╭─ MATERIAL FOR THIS TASK

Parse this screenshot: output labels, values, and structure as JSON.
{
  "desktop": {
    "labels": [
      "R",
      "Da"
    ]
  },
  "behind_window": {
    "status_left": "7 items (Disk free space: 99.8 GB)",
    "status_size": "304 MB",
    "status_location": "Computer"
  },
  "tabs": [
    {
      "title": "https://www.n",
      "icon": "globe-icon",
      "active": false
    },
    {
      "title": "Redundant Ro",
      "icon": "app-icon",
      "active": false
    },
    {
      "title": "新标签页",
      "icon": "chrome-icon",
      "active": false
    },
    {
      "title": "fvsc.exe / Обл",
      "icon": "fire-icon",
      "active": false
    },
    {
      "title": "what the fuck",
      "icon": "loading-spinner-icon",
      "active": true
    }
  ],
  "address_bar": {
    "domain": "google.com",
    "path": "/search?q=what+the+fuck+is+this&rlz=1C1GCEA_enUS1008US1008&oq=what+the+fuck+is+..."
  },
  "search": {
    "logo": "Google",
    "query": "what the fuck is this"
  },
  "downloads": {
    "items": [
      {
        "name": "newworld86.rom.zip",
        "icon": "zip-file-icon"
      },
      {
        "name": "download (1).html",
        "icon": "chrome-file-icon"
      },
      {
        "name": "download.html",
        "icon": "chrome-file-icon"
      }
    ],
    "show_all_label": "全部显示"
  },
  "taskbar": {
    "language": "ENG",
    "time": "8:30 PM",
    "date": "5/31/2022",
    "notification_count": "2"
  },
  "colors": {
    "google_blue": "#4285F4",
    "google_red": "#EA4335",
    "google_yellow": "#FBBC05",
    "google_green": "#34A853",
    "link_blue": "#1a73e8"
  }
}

╰─

INSTRUCTION: Identify all lines where the word "title" shows up. Copy them.

EXERCISE RESPONSE:
      "title": "https://www.n",
      "title": "Redundant Ro",
      "title": "新标签页",
      "title": "fvsc.exe / Обл",
      "title": "what the fuck",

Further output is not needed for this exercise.